WHAT IS REQUIRED:
Search the material for "archaeologists" and show all lines that contain it.

DATA SUPPLIED:
· · ·
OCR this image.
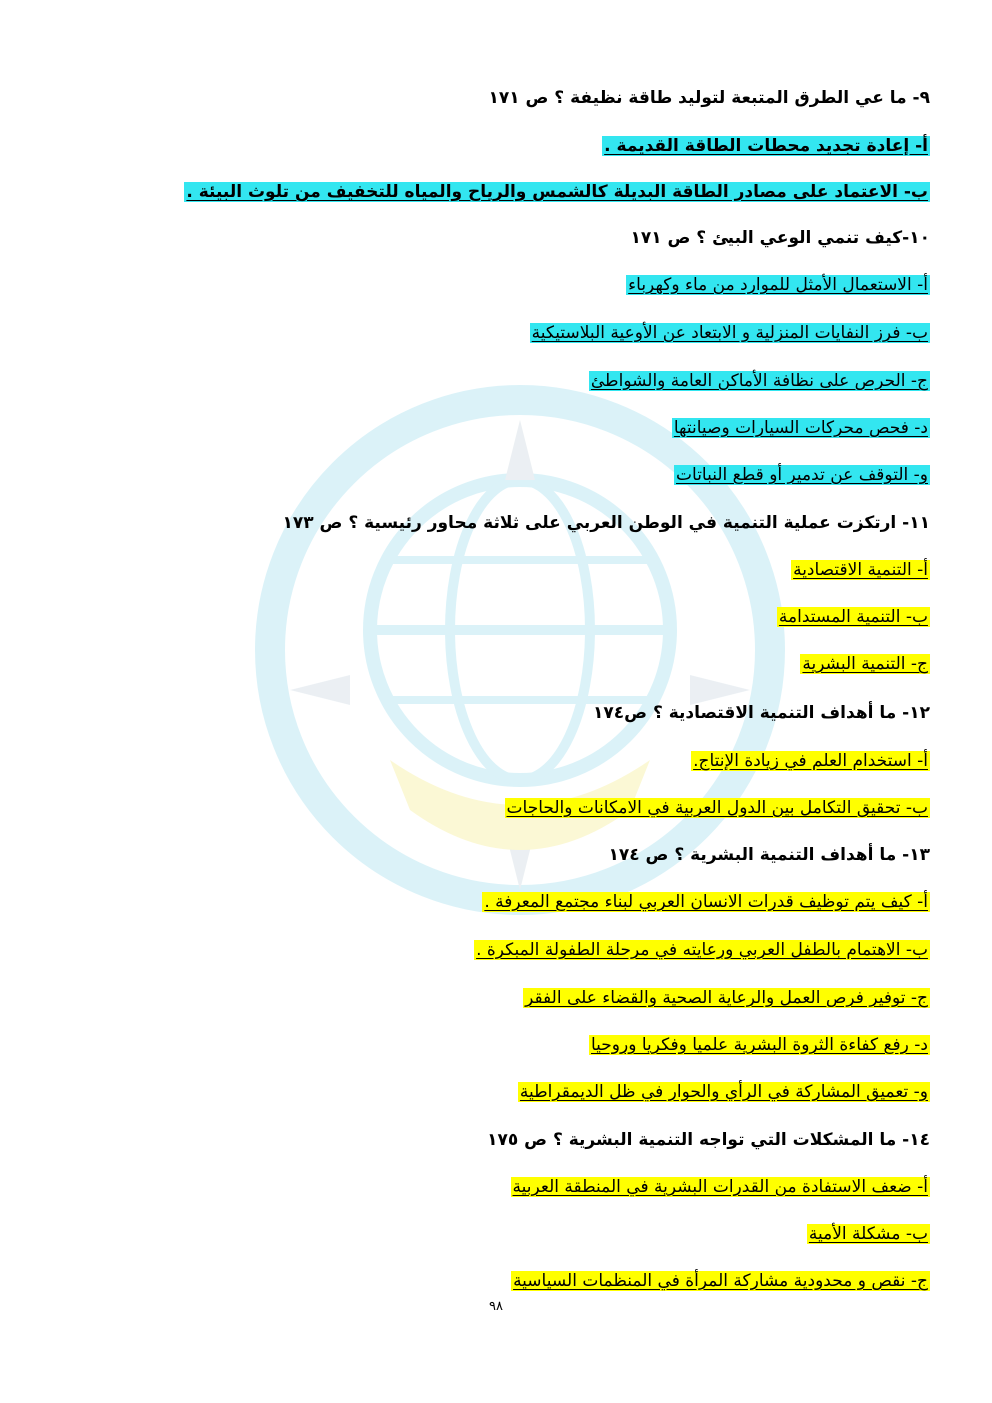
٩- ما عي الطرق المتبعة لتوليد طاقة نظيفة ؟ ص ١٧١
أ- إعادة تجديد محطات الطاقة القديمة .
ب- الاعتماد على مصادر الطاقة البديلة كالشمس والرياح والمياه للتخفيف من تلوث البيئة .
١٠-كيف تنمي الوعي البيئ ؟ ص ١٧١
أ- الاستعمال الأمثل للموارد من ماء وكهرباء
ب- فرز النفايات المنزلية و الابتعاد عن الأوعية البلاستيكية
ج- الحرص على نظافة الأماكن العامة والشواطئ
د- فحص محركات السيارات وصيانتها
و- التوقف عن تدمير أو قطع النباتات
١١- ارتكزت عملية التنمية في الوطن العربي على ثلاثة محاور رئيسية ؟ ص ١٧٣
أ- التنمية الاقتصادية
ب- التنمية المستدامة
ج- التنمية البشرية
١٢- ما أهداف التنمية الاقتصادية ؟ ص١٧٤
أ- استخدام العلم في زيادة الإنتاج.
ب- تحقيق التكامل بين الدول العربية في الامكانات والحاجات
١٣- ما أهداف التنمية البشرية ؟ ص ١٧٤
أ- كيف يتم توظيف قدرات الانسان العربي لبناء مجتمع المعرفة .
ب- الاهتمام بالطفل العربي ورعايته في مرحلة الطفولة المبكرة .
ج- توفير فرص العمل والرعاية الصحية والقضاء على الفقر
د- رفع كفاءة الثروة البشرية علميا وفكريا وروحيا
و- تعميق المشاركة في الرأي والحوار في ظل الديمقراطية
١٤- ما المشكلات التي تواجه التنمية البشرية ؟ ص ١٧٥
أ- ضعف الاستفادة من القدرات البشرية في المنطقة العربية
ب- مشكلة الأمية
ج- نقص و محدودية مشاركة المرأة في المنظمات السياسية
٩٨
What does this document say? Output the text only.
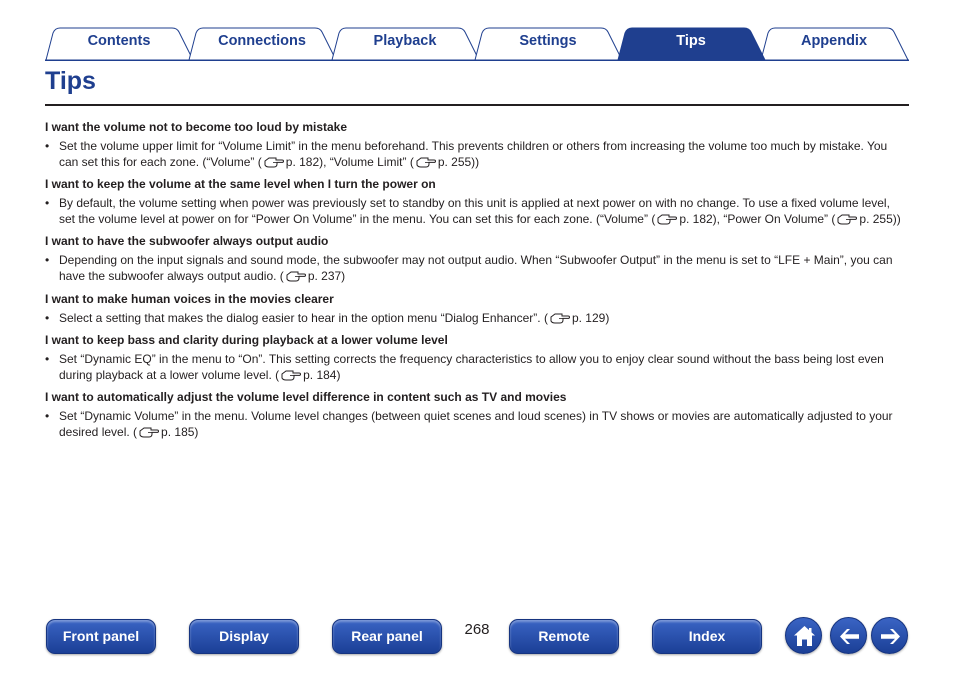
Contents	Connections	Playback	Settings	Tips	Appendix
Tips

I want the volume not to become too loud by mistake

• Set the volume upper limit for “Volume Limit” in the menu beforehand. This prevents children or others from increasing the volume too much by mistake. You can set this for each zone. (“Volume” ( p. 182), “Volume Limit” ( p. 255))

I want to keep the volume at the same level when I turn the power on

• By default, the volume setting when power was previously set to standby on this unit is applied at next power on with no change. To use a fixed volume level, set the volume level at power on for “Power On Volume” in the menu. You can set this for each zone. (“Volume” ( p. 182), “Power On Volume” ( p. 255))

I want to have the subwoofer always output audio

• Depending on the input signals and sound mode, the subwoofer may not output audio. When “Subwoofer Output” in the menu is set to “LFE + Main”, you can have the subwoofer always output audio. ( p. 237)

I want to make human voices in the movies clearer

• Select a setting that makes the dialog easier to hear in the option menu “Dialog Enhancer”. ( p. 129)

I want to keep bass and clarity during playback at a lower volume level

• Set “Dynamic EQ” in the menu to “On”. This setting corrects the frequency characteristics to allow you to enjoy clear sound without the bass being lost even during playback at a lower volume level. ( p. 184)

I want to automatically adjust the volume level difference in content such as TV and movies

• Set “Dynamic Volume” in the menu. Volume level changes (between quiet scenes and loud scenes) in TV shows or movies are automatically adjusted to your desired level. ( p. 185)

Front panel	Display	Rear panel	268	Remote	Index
· · ·
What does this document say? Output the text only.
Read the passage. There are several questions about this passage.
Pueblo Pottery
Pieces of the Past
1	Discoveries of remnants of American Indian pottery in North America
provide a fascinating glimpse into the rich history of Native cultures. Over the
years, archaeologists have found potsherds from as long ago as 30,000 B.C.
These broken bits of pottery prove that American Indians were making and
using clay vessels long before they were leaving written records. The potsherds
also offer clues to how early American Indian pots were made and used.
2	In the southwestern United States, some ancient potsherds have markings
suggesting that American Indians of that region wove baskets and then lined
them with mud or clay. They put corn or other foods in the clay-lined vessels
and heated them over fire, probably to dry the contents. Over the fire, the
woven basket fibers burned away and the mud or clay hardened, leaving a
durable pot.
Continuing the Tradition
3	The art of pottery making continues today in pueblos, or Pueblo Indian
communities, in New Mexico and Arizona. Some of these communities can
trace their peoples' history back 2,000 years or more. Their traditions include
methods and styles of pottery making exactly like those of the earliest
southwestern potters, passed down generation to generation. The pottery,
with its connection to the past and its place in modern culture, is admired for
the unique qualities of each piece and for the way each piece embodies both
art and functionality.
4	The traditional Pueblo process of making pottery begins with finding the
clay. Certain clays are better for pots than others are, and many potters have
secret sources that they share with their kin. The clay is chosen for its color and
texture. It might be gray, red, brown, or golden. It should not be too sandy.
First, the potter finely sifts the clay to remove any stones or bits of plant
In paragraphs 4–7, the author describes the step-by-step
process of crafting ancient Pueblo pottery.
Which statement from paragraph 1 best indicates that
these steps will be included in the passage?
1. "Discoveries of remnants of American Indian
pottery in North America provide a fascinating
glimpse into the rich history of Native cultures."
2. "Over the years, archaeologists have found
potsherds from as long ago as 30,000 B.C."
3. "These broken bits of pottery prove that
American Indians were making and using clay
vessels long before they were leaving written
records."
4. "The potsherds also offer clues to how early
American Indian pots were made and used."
· · ·
ANSWER FOR THIS EXERCISE:
years, archaeologists have found potsherds from as long ago as 30,000 B.C.
2. "Over the years, archaeologists have found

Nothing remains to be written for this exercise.